(Data records)

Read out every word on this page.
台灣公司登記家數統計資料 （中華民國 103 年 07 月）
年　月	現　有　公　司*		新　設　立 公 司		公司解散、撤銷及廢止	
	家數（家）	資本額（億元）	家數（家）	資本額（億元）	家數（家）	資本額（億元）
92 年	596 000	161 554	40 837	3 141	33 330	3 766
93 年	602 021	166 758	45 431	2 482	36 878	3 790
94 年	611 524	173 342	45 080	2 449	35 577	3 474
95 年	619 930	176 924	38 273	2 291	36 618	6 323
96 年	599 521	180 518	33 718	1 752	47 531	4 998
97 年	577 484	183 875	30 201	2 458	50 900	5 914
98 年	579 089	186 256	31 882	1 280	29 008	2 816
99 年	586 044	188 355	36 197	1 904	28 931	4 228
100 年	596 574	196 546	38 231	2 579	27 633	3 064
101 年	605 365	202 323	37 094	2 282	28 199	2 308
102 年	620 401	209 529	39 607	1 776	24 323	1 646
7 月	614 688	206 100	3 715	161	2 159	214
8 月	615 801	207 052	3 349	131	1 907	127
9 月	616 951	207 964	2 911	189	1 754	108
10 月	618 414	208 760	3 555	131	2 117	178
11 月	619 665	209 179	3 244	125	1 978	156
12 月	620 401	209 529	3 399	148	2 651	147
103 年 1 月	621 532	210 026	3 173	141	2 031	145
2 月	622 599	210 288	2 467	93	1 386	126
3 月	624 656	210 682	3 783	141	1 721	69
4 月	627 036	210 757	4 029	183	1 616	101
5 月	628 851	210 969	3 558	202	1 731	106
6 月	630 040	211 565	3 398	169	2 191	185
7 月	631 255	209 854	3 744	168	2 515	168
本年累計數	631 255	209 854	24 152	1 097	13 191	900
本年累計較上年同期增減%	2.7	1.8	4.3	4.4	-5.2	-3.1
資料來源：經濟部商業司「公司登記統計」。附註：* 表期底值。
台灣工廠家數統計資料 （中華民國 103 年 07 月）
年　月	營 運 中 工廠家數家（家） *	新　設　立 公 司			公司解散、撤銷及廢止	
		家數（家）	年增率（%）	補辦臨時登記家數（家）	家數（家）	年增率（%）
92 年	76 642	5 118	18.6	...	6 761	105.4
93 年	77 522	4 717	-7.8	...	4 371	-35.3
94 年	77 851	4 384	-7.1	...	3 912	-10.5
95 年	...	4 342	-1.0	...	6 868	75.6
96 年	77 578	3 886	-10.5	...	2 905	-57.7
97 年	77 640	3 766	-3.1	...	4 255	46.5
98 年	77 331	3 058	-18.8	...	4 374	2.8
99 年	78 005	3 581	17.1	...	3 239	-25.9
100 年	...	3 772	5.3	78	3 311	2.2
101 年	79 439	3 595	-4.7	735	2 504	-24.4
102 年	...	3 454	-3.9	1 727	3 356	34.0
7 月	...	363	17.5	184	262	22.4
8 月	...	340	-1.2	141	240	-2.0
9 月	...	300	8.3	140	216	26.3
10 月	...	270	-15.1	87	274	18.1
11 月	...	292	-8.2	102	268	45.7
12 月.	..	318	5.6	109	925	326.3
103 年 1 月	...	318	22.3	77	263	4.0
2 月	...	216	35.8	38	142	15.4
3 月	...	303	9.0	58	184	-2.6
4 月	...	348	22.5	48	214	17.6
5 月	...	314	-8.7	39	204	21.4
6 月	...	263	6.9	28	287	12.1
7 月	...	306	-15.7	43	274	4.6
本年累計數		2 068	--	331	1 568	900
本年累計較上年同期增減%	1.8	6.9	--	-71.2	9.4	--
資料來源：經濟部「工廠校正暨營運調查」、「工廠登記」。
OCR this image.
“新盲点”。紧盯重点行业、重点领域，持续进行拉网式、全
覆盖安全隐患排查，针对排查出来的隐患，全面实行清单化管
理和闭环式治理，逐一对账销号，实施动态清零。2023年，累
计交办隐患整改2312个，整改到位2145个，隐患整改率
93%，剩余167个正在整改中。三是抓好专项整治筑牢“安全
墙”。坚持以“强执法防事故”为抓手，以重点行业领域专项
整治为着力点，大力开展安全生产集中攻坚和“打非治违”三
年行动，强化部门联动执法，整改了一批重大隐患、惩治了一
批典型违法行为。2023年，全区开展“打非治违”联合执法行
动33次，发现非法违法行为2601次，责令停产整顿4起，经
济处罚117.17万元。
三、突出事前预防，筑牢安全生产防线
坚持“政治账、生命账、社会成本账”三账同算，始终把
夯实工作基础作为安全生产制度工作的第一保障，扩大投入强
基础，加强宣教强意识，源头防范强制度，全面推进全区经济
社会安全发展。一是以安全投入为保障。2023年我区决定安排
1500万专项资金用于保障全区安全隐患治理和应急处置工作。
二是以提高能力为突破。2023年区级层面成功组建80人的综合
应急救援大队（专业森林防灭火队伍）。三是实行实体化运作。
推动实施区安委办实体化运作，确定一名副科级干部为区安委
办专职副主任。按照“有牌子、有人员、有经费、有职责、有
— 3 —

- _WHAT YOU NEED TO DO_
Quote the lines of the listing above that run from the line with "OCR this image." through its last line, both included, and nothing else.

- _ANSWER TO THE TASK_
OCR this image.
“新盲点”。紧盯重点行业、重点领域，持续进行拉网式、全
覆盖安全隐患排查，针对排查出来的隐患，全面实行清单化管
理和闭环式治理，逐一对账销号，实施动态清零。2023年，累
计交办隐患整改2312个，整改到位2145个，隐患整改率
93%，剩余167个正在整改中。三是抓好专项整治筑牢“安全
墙”。坚持以“强执法防事故”为抓手，以重点行业领域专项
整治为着力点，大力开展安全生产集中攻坚和“打非治违”三
年行动，强化部门联动执法，整改了一批重大隐患、惩治了一
批典型违法行为。2023年，全区开展“打非治违”联合执法行
动33次，发现非法违法行为2601次，责令停产整顿4起，经
济处罚117.17万元。
三、突出事前预防，筑牢安全生产防线
坚持“政治账、生命账、社会成本账”三账同算，始终把
夯实工作基础作为安全生产制度工作的第一保障，扩大投入强
基础，加强宣教强意识，源头防范强制度，全面推进全区经济
社会安全发展。一是以安全投入为保障。2023年我区决定安排
1500万专项资金用于保障全区安全隐患治理和应急处置工作。
二是以提高能力为突破。2023年区级层面成功组建80人的综合
应急救援大队（专业森林防灭火队伍）。三是实行实体化运作。
推动实施区安委办实体化运作，确定一名副科级干部为区安委
办专职副主任。按照“有牌子、有人员、有经费、有职责、有
— 3 —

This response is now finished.